Task → Copy each line below without leaving any out.

Stored entries →
◆ ◆ ◆ ◆ ◆ ◆ ◆

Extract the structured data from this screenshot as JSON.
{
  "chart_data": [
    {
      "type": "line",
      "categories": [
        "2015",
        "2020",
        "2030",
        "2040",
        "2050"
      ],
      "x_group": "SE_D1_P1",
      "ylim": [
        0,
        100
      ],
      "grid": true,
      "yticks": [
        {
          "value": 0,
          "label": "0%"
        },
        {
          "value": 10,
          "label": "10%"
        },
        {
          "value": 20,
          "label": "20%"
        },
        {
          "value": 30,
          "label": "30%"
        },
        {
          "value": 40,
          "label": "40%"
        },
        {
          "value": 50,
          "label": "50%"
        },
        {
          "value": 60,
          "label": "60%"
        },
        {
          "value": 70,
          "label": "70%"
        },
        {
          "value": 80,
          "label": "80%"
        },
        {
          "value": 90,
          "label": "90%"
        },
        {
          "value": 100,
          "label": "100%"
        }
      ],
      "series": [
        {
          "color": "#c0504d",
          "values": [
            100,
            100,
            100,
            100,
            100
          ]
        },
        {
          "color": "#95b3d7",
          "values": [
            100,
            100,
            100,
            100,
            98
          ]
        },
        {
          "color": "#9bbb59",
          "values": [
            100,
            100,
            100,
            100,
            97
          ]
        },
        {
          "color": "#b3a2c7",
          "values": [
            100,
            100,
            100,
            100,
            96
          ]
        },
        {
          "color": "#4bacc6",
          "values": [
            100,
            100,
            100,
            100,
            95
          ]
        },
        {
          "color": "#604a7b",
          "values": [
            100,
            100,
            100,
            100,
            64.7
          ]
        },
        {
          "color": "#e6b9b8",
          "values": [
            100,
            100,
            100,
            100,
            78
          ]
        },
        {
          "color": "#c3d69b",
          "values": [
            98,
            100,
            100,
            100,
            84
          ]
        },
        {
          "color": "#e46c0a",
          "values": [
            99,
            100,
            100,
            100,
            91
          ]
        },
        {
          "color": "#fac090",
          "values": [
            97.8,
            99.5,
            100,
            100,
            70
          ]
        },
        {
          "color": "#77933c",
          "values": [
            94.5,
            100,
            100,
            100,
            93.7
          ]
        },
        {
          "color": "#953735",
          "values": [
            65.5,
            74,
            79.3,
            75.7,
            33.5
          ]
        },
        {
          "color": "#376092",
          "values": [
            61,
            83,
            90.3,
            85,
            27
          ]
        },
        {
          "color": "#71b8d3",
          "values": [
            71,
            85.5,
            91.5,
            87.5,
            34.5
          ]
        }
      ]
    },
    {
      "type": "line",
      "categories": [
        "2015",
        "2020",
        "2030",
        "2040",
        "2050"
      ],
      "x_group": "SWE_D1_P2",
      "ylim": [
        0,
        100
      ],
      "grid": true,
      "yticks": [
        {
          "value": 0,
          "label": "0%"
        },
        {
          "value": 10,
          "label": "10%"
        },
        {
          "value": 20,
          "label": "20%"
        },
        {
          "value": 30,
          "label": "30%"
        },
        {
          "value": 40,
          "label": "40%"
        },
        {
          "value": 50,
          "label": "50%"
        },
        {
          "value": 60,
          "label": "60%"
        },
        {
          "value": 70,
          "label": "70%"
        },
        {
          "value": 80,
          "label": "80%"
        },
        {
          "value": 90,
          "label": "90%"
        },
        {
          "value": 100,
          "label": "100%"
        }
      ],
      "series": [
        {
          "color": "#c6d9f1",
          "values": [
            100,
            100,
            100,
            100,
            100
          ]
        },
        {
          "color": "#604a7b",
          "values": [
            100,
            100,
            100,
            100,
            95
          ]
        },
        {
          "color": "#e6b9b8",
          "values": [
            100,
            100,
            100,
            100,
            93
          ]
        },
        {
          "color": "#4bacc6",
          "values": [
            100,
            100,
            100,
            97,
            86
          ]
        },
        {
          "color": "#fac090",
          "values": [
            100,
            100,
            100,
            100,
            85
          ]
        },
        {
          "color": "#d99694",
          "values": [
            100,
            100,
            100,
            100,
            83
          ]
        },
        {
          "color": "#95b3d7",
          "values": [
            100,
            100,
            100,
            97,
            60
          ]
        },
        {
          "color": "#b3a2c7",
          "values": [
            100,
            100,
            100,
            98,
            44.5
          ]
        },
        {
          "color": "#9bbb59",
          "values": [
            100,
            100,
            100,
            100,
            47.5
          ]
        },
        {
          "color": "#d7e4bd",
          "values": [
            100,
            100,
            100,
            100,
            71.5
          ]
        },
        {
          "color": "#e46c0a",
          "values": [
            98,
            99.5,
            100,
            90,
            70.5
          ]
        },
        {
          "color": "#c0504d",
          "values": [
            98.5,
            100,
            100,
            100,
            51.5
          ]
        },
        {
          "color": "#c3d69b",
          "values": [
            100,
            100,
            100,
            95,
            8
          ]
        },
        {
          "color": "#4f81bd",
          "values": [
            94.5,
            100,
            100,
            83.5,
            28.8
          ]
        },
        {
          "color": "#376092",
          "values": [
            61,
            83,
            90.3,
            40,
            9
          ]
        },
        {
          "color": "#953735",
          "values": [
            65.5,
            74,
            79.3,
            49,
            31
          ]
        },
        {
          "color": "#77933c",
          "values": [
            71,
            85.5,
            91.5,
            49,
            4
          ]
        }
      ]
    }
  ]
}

◆ ◆ ◆ ◆ ◆ ◆ ◆

Task answer →
Extract the structured data from this screenshot as JSON.
{
  "chart_data": [
    {
      "type": "line",
      "categories": [
        "2015",
        "2020",
        "2030",
        "2040",
        "2050"
      ],
      "x_group": "SE_D1_P1",
      "ylim": [
        0,
        100
      ],
      "grid": true,
      "yticks": [
        {
          "value": 0,
          "label": "0%"
        },
        {
          "value": 10,
          "label": "10%"
        },
        {
          "value": 20,
          "label": "20%"
        },
        {
          "value": 30,
          "label": "30%"
        },
        {
          "value": 40,
          "label": "40%"
        },
        {
          "value": 50,
          "label": "50%"
        },
        {
          "value": 60,
          "label": "60%"
        },
        {
          "value": 70,
          "label": "70%"
        },
        {
          "value": 80,
          "label": "80%"
        },
        {
          "value": 90,
          "label": "90%"
        },
        {
          "value": 100,
          "label": "100%"
        }
      ],
      "series": [
        {
          "color": "#c0504d",
          "values": [
            100,
            100,
            100,
            100,
            100
          ]
        },
        {
          "color": "#95b3d7",
          "values": [
            100,
            100,
            100,
            100,
            98
          ]
        },
        {
          "color": "#9bbb59",
          "values": [
            100,
            100,
            100,
            100,
            97
          ]
        },
        {
          "color": "#b3a2c7",
          "values": [
            100,
            100,
            100,
            100,
            96
          ]
        },
        {
          "color": "#4bacc6",
          "values": [
            100,
            100,
            100,
            100,
            95
          ]
        },
        {
          "color": "#604a7b",
          "values": [
            100,
            100,
            100,
            100,
            64.7
          ]
        },
        {
          "color": "#e6b9b8",
          "values": [
            100,
            100,
            100,
            100,
            78
          ]
        },
        {
          "color": "#c3d69b",
          "values": [
            98,
            100,
            100,
            100,
            84
          ]
        },
        {
          "color": "#e46c0a",
          "values": [
            99,
            100,
            100,
            100,
            91
          ]
        },
        {
          "color": "#fac090",
          "values": [
            97.8,
            99.5,
            100,
            100,
            70
          ]
        },
        {
          "color": "#77933c",
          "values": [
            94.5,
            100,
            100,
            100,
            93.7
          ]
        },
        {
          "color": "#953735",
          "values": [
            65.5,
            74,
            79.3,
            75.7,
            33.5
          ]
        },
        {
          "color": "#376092",
          "values": [
            61,
            83,
            90.3,
            85,
            27
          ]
        },
        {
          "color": "#71b8d3",
          "values": [
            71,
            85.5,
            91.5,
            87.5,
            34.5
          ]
        }
      ]
    },
    {
      "type": "line",
      "categories": [
        "2015",
        "2020",
        "2030",
        "2040",
        "2050"
      ],
      "x_group": "SWE_D1_P2",
      "ylim": [
        0,
        100
      ],
      "grid": true,
      "yticks": [
        {
          "value": 0,
          "label": "0%"
        },
        {
          "value": 10,
          "label": "10%"
        },
        {
          "value": 20,
          "label": "20%"
        },
        {
          "value": 30,
          "label": "30%"
        },
        {
          "value": 40,
          "label": "40%"
        },
        {
          "value": 50,
          "label": "50%"
        },
        {
          "value": 60,
          "label": "60%"
        },
        {
          "value": 70,
          "label": "70%"
        },
        {
          "value": 80,
          "label": "80%"
        },
        {
          "value": 90,
          "label": "90%"
        },
        {
          "value": 100,
          "label": "100%"
        }
      ],
      "series": [
        {
          "color": "#c6d9f1",
          "values": [
            100,
            100,
            100,
            100,
            100
          ]
        },
        {
          "color": "#604a7b",
          "values": [
            100,
            100,
            100,
            100,
            95
          ]
        },
        {
          "color": "#e6b9b8",
          "values": [
            100,
            100,
            100,
            100,
            93
          ]
        },
        {
          "color": "#4bacc6",
          "values": [
            100,
            100,
            100,
            97,
            86
          ]
        },
        {
          "color": "#fac090",
          "values": [
            100,
            100,
            100,
            100,
            85
          ]
        },
        {
          "color": "#d99694",
          "values": [
            100,
            100,
            100,
            100,
            83
          ]
        },
        {
          "color": "#95b3d7",
          "values": [
            100,
            100,
            100,
            97,
            60
          ]
        },
        {
          "color": "#b3a2c7",
          "values": [
            100,
            100,
            100,
            98,
            44.5
          ]
        },
        {
          "color": "#9bbb59",
          "values": [
            100,
            100,
            100,
            100,
            47.5
          ]
        },
        {
          "color": "#d7e4bd",
          "values": [
            100,
            100,
            100,
            100,
            71.5
          ]
        },
        {
          "color": "#e46c0a",
          "values": [
            98,
            99.5,
            100,
            90,
            70.5
          ]
        },
        {
          "color": "#c0504d",
          "values": [
            98.5,
            100,
            100,
            100,
            51.5
          ]
        },
        {
          "color": "#c3d69b",
          "values": [
            100,
            100,
            100,
            95,
            8
          ]
        },
        {
          "color": "#4f81bd",
          "values": [
            94.5,
            100,
            100,
            83.5,
            28.8
          ]
        },
        {
          "color": "#376092",
          "values": [
            61,
            83,
            90.3,
            40,
            9
          ]
        },
        {
          "color": "#953735",
          "values": [
            65.5,
            74,
            79.3,
            49,
            31
          ]
        },
        {
          "color": "#77933c",
          "values": [
            71,
            85.5,
            91.5,
            49,
            4
          ]
        }
      ]
    }
  ]
}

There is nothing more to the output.